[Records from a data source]

+++

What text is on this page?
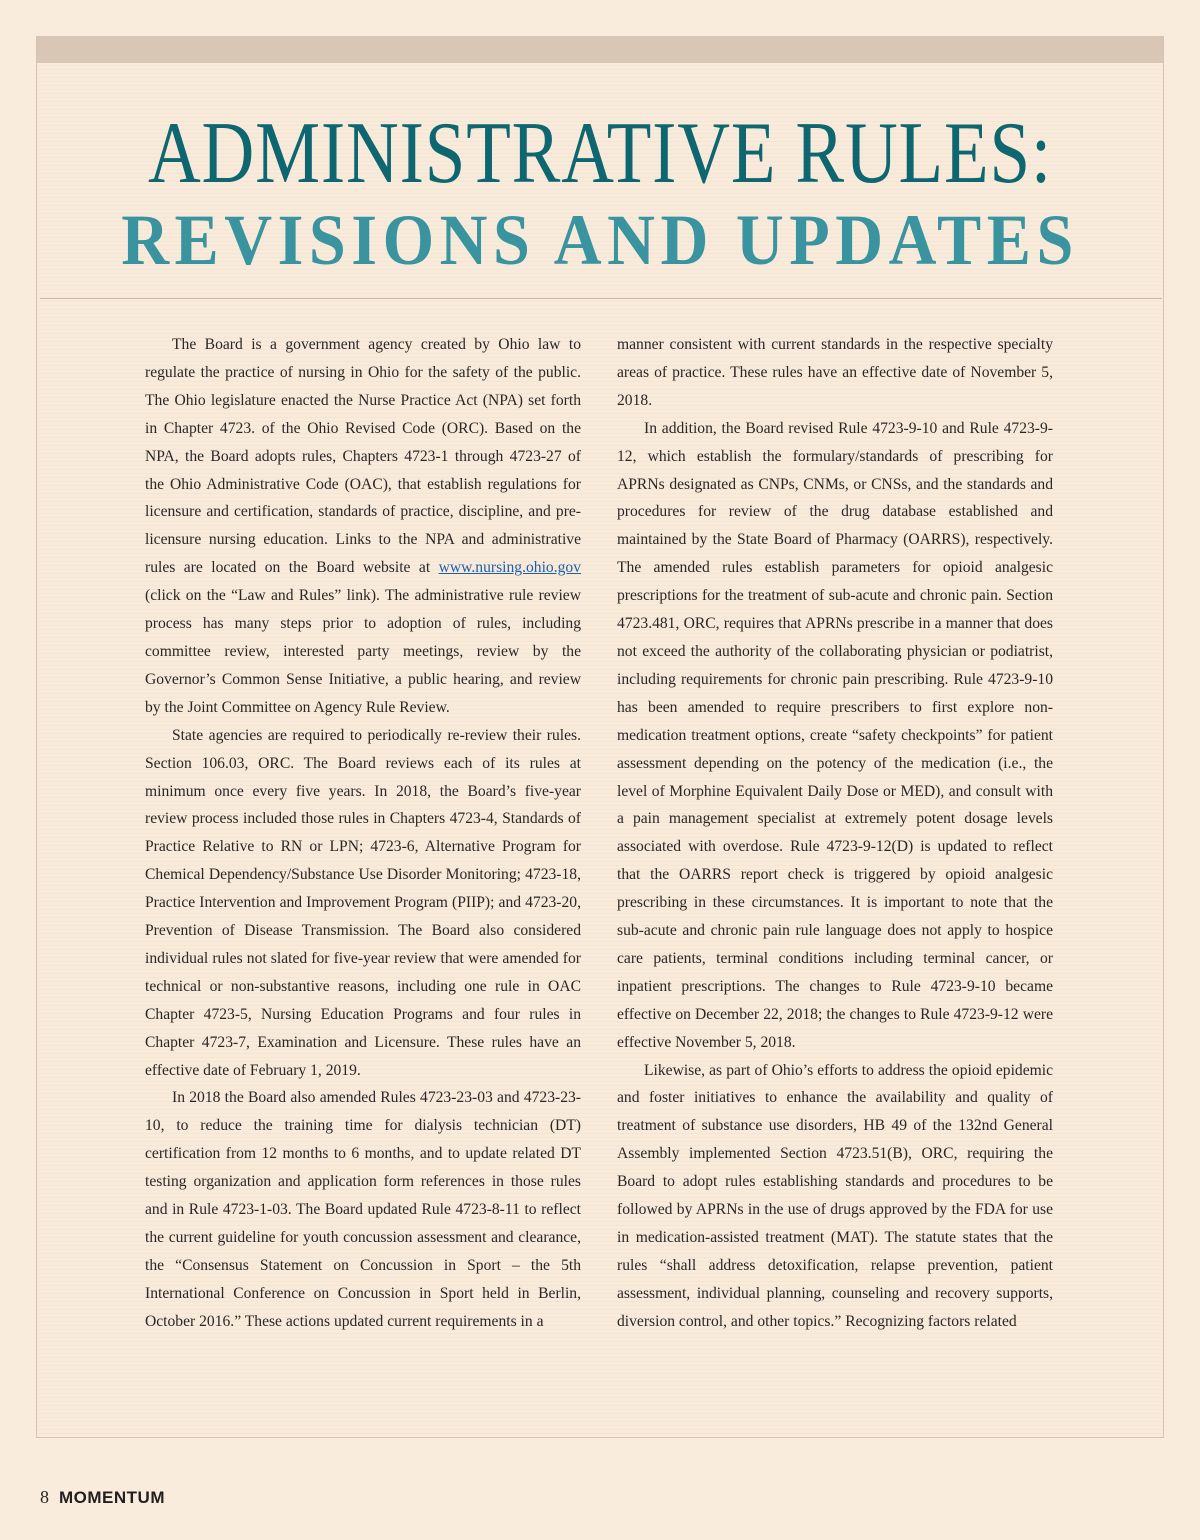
ADMINISTRATIVE RULES:
REVISIONS AND UPDATES

The Board is a government agency created by Ohio law to regulate the practice of nursing in Ohio for the safety of the public. The Ohio legislature enacted the Nurse Practice Act (NPA) set forth in Chapter 4723. of the Ohio Revised Code (ORC). Based on the NPA, the Board adopts rules, Chapters 4723-1 through 4723-27 of the Ohio Administrative Code (OAC), that establish regulations for licensure and certification, standards of practice, discipline, and pre-licensure nursing education. Links to the NPA and administrative rules are located on the Board website at www.nursing.ohio.gov (click on the “Law and Rules” link). The administrative rule review process has many steps prior to adoption of rules, including committee review, interested party meetings, review by the Governor’s Common Sense Initiative, a public hearing, and review by the Joint Committee on Agency Rule Review.

State agencies are required to periodically re-review their rules. Section 106.03, ORC. The Board reviews each of its rules at minimum once every five years. In 2018, the Board’s five-year review process included those rules in Chapters 4723-4, Standards of Practice Relative to RN or LPN; 4723-6, Alternative Program for Chemical Dependency/Substance Use Disorder Monitoring; 4723-18, Practice Intervention and Improvement Program (PIIP); and 4723-20, Prevention of Disease Transmission. The Board also considered individual rules not slated for five-year review that were amended for technical or non-substantive reasons, including one rule in OAC Chapter 4723-5, Nursing Education Programs and four rules in Chapter 4723-7, Examination and Licensure. These rules have an effective date of February 1, 2019.

In 2018 the Board also amended Rules 4723-23-03 and 4723-23-10, to reduce the training time for dialysis technician (DT) certification from 12 months to 6 months, and to update related DT testing organization and application form references in those rules and in Rule 4723-1-03. The Board updated Rule 4723-8-11 to reflect the current guideline for youth concussion assessment and clearance, the “Consensus Statement on Concussion in Sport – the 5th International Conference on Concussion in Sport held in Berlin, October 2016.” These actions updated current requirements in a

manner consistent with current standards in the respective specialty areas of practice. These rules have an effective date of November 5, 2018.

In addition, the Board revised Rule 4723-9-10 and Rule 4723-9-12, which establish the formulary/standards of prescribing for APRNs designated as CNPs, CNMs, or CNSs, and the standards and procedures for review of the drug database established and maintained by the State Board of Pharmacy (OARRS), respectively. The amended rules establish parameters for opioid analgesic prescriptions for the treatment of sub-acute and chronic pain. Section 4723.481, ORC, requires that APRNs prescribe in a manner that does not exceed the authority of the collaborating physician or podiatrist, including requirements for chronic pain prescribing. Rule 4723-9-10 has been amended to require prescribers to first explore non-medication treatment options, create “safety checkpoints” for patient assessment depending on the potency of the medication (i.e., the level of Morphine Equivalent Daily Dose or MED), and consult with a pain management specialist at extremely potent dosage levels associated with overdose. Rule 4723-9-12(D) is updated to reflect that the OARRS report check is triggered by opioid analgesic prescribing in these circumstances. It is important to note that the sub-acute and chronic pain rule language does not apply to hospice care patients, terminal conditions including terminal cancer, or inpatient prescriptions. The changes to Rule 4723-9-10 became effective on December 22, 2018; the changes to Rule 4723-9-12 were effective November 5, 2018.

Likewise, as part of Ohio’s efforts to address the opioid epidemic and foster initiatives to enhance the availability and quality of treatment of substance use disorders, HB 49 of the 132nd General Assembly implemented Section 4723.51(B), ORC, requiring the Board to adopt rules establishing standards and procedures to be followed by APRNs in the use of drugs approved by the FDA for use in medication-assisted treatment (MAT). The statute states that the rules “shall address detoxification, relapse prevention, patient assessment, individual planning, counseling and recovery supports, diversion control, and other topics.” Recognizing factors related

8 MOMENTUM
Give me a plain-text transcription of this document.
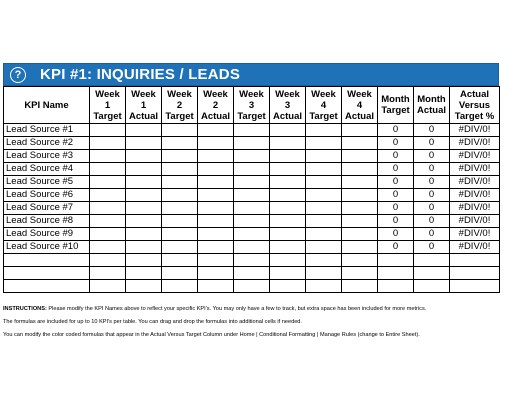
?	KPI #1: INQUIRIES / LEADS
KPI Name	Week 1 Target	Week 1 Actual	Week 2 Target	Week 2 Actual	Week 3 Target	Week 3 Actual	Week 4 Target	Week 4 Actual	Month Target	Month Actual	Actual Versus Target %
Lead Source #1									0	0	#DIV/0!
Lead Source #2									0	0	#DIV/0!
Lead Source #3									0	0	#DIV/0!
Lead Source #4									0	0	#DIV/0!
Lead Source #5									0	0	#DIV/0!
Lead Source #6									0	0	#DIV/0!
Lead Source #7									0	0	#DIV/0!
Lead Source #8									0	0	#DIV/0!
Lead Source #9									0	0	#DIV/0!
Lead Source #10									0	0	#DIV/0!

INSTRUCTIONS: Please modify the KPI Names above to reflect your specific KPI's. You may only have a few to track, but extra space has been included for more metrics.

The formulas are included for up to 10 KPI's per table. You can drag and drop the formulas into additional cells if needed.

You can modify the color coded formulas that appear in the Actual Versus Target Column under Home | Conditional Formatting | Manage Rules (change to Entire Sheet).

+++

== TASK DESCRIPTION ==
Produce the data again character for character, with the images left out.

== TASK SOLUTION ==
What text is on this page?
ADMINISTRATIVE RULES:
REVISIONS AND UPDATES

The Board is a government agency created by Ohio law to regulate the practice of nursing in Ohio for the safety of the public. The Ohio legislature enacted the Nurse Practice Act (NPA) set forth in Chapter 4723. of the Ohio Revised Code (ORC). Based on the NPA, the Board adopts rules, Chapters 4723-1 through 4723-27 of the Ohio Administrative Code (OAC), that establish regulations for licensure and certification, standards of practice, discipline, and pre-licensure nursing education. Links to the NPA and administrative rules are located on the Board website at www.nursing.ohio.gov (click on the “Law and Rules” link). The administrative rule review process has many steps prior to adoption of rules, including committee review, interested party meetings, review by the Governor’s Common Sense Initiative, a public hearing, and review by the Joint Committee on Agency Rule Review.

State agencies are required to periodically re-review their rules. Section 106.03, ORC. The Board reviews each of its rules at minimum once every five years. In 2018, the Board’s five-year review process included those rules in Chapters 4723-4, Standards of Practice Relative to RN or LPN; 4723-6, Alternative Program for Chemical Dependency/Substance Use Disorder Monitoring; 4723-18, Practice Intervention and Improvement Program (PIIP); and 4723-20, Prevention of Disease Transmission. The Board also considered individual rules not slated for five-year review that were amended for technical or non-substantive reasons, including one rule in OAC Chapter 4723-5, Nursing Education Programs and four rules in Chapter 4723-7, Examination and Licensure. These rules have an effective date of February 1, 2019.

In 2018 the Board also amended Rules 4723-23-03 and 4723-23-10, to reduce the training time for dialysis technician (DT) certification from 12 months to 6 months, and to update related DT testing organization and application form references in those rules and in Rule 4723-1-03. The Board updated Rule 4723-8-11 to reflect the current guideline for youth concussion assessment and clearance, the “Consensus Statement on Concussion in Sport – the 5th International Conference on Concussion in Sport held in Berlin, October 2016.” These actions updated current requirements in a

manner consistent with current standards in the respective specialty areas of practice. These rules have an effective date of November 5, 2018.

In addition, the Board revised Rule 4723-9-10 and Rule 4723-9-12, which establish the formulary/standards of prescribing for APRNs designated as CNPs, CNMs, or CNSs, and the standards and procedures for review of the drug database established and maintained by the State Board of Pharmacy (OARRS), respectively. The amended rules establish parameters for opioid analgesic prescriptions for the treatment of sub-acute and chronic pain. Section 4723.481, ORC, requires that APRNs prescribe in a manner that does not exceed the authority of the collaborating physician or podiatrist, including requirements for chronic pain prescribing. Rule 4723-9-10 has been amended to require prescribers to first explore non-medication treatment options, create “safety checkpoints” for patient assessment depending on the potency of the medication (i.e., the level of Morphine Equivalent Daily Dose or MED), and consult with a pain management specialist at extremely potent dosage levels associated with overdose. Rule 4723-9-12(D) is updated to reflect that the OARRS report check is triggered by opioid analgesic prescribing in these circumstances. It is important to note that the sub-acute and chronic pain rule language does not apply to hospice care patients, terminal conditions including terminal cancer, or inpatient prescriptions. The changes to Rule 4723-9-10 became effective on December 22, 2018; the changes to Rule 4723-9-12 were effective November 5, 2018.

Likewise, as part of Ohio’s efforts to address the opioid epidemic and foster initiatives to enhance the availability and quality of treatment of substance use disorders, HB 49 of the 132nd General Assembly implemented Section 4723.51(B), ORC, requiring the Board to adopt rules establishing standards and procedures to be followed by APRNs in the use of drugs approved by the FDA for use in medication-assisted treatment (MAT). The statute states that the rules “shall address detoxification, relapse prevention, patient assessment, individual planning, counseling and recovery supports, diversion control, and other topics.” Recognizing factors related

8 MOMENTUM
Give me a plain-text transcription of this document.
?	KPI #1: INQUIRIES / LEADS
KPI Name	Week 1 Target	Week 1 Actual	Week 2 Target	Week 2 Actual	Week 3 Target	Week 3 Actual	Week 4 Target	Week 4 Actual	Month Target	Month Actual	Actual Versus Target %
Lead Source #1									0	0	#DIV/0!
Lead Source #2									0	0	#DIV/0!
Lead Source #3									0	0	#DIV/0!
Lead Source #4									0	0	#DIV/0!
Lead Source #5									0	0	#DIV/0!
Lead Source #6									0	0	#DIV/0!
Lead Source #7									0	0	#DIV/0!
Lead Source #8									0	0	#DIV/0!
Lead Source #9									0	0	#DIV/0!
Lead Source #10									0	0	#DIV/0!

INSTRUCTIONS: Please modify the KPI Names above to reflect your specific KPI's. You may only have a few to track, but extra space has been included for more metrics.

The formulas are included for up to 10 KPI's per table. You can drag and drop the formulas into additional cells if needed.

You can modify the color coded formulas that appear in the Actual Versus Target Column under Home | Conditional Formatting | Manage Rules (change to Entire Sheet).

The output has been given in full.